#### [Exercise brief]
Go through the records and copy each line where the word "girl" occurs.

#### [Material to process]
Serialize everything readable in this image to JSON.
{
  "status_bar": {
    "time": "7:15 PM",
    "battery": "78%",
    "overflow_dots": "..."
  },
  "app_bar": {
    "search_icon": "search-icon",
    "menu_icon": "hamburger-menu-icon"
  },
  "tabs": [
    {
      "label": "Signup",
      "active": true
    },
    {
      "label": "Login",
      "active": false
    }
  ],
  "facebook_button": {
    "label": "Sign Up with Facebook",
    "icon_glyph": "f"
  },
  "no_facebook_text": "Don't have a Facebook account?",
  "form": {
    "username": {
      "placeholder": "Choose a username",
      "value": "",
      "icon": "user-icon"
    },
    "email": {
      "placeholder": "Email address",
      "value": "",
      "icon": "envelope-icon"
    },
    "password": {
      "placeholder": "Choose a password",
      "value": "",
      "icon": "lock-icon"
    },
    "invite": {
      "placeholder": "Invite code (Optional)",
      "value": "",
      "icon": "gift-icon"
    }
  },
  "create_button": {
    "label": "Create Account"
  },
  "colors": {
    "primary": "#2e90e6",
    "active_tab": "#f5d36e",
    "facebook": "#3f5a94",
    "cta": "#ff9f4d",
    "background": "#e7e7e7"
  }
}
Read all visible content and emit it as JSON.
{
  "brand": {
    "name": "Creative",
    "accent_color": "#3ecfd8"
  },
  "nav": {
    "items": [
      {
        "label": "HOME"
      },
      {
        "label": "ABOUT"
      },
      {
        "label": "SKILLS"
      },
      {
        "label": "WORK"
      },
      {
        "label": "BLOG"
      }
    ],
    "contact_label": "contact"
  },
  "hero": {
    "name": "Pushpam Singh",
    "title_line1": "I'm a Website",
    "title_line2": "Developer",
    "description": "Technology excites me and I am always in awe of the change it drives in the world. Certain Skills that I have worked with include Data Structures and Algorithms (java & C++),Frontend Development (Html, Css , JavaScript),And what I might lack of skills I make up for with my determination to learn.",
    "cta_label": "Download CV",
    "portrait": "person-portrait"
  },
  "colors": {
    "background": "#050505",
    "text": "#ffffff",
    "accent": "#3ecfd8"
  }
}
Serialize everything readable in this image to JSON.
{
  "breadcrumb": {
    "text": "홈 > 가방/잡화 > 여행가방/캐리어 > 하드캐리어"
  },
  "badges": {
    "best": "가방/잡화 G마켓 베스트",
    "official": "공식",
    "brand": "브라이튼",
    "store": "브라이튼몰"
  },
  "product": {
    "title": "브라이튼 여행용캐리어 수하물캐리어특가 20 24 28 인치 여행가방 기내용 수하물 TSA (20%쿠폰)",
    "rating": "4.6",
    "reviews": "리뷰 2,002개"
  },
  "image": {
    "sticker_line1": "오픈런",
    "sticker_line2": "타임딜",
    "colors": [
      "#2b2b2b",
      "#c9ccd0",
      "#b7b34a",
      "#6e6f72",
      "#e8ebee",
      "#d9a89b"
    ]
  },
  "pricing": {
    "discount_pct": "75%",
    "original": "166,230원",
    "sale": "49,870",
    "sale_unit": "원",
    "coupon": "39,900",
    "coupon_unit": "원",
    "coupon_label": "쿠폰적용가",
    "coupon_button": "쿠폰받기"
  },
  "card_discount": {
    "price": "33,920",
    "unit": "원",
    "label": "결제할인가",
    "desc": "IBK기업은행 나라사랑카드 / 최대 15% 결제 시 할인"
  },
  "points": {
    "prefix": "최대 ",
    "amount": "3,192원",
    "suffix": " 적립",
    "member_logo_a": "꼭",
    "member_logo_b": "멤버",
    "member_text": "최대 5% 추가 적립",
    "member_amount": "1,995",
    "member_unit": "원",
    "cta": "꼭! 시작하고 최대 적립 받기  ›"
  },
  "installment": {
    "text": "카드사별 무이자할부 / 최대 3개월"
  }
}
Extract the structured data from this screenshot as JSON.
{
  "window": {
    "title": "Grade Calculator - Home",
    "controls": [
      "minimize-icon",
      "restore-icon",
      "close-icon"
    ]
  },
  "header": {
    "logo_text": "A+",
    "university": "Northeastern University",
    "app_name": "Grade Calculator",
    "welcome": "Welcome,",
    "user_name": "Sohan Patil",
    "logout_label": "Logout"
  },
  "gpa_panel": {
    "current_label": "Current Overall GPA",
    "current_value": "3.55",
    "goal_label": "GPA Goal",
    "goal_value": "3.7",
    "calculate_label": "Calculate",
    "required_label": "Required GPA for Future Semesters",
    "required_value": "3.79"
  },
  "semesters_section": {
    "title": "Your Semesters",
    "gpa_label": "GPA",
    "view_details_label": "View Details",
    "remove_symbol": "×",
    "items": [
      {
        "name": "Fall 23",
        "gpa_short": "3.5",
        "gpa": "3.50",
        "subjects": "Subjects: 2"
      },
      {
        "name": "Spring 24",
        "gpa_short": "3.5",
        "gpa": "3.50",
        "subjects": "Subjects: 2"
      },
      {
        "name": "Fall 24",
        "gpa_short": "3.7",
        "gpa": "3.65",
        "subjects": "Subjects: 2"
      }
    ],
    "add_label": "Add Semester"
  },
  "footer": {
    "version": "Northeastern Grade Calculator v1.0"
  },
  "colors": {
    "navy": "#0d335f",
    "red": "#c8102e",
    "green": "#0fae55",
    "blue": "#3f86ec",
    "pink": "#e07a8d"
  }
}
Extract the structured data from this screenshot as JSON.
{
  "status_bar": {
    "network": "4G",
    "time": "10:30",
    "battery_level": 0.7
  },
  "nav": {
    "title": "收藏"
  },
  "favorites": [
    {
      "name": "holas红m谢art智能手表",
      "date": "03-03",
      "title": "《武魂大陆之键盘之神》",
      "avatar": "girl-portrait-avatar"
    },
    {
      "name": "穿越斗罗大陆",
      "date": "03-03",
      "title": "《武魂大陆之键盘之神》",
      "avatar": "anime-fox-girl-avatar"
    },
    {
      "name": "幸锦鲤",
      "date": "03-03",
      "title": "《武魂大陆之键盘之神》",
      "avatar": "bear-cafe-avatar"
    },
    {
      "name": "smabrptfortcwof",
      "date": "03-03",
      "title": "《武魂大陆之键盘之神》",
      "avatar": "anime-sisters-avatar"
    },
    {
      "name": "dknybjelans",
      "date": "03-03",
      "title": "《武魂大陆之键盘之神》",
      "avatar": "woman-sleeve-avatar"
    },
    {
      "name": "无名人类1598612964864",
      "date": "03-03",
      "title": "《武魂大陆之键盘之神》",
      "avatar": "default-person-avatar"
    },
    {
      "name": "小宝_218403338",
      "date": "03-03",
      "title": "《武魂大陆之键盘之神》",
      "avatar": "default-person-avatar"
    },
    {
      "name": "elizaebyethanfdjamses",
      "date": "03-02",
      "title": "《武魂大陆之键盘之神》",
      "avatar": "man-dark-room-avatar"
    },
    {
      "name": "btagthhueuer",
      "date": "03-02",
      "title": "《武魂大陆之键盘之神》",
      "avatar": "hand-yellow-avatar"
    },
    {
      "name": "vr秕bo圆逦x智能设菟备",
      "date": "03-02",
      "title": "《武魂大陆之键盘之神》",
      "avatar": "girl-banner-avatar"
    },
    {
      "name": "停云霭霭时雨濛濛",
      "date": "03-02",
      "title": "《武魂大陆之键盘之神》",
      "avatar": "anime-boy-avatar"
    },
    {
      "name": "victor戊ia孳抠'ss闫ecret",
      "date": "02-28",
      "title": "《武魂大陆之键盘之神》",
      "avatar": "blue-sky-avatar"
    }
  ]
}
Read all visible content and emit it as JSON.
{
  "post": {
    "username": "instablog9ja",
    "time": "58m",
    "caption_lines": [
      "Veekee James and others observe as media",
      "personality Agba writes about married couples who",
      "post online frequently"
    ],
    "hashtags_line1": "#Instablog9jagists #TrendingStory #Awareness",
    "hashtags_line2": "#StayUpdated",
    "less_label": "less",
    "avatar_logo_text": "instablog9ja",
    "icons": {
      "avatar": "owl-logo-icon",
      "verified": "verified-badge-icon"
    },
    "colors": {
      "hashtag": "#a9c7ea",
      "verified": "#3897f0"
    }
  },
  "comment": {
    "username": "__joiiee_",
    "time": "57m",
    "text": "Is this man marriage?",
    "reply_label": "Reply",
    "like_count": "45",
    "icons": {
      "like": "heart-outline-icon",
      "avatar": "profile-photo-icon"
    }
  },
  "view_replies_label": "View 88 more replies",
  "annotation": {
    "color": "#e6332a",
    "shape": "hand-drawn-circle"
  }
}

#### [Response]
      "avatar": "girl-portrait-avatar"
      "avatar": "anime-fox-girl-avatar"
      "avatar": "girl-banner-avatar"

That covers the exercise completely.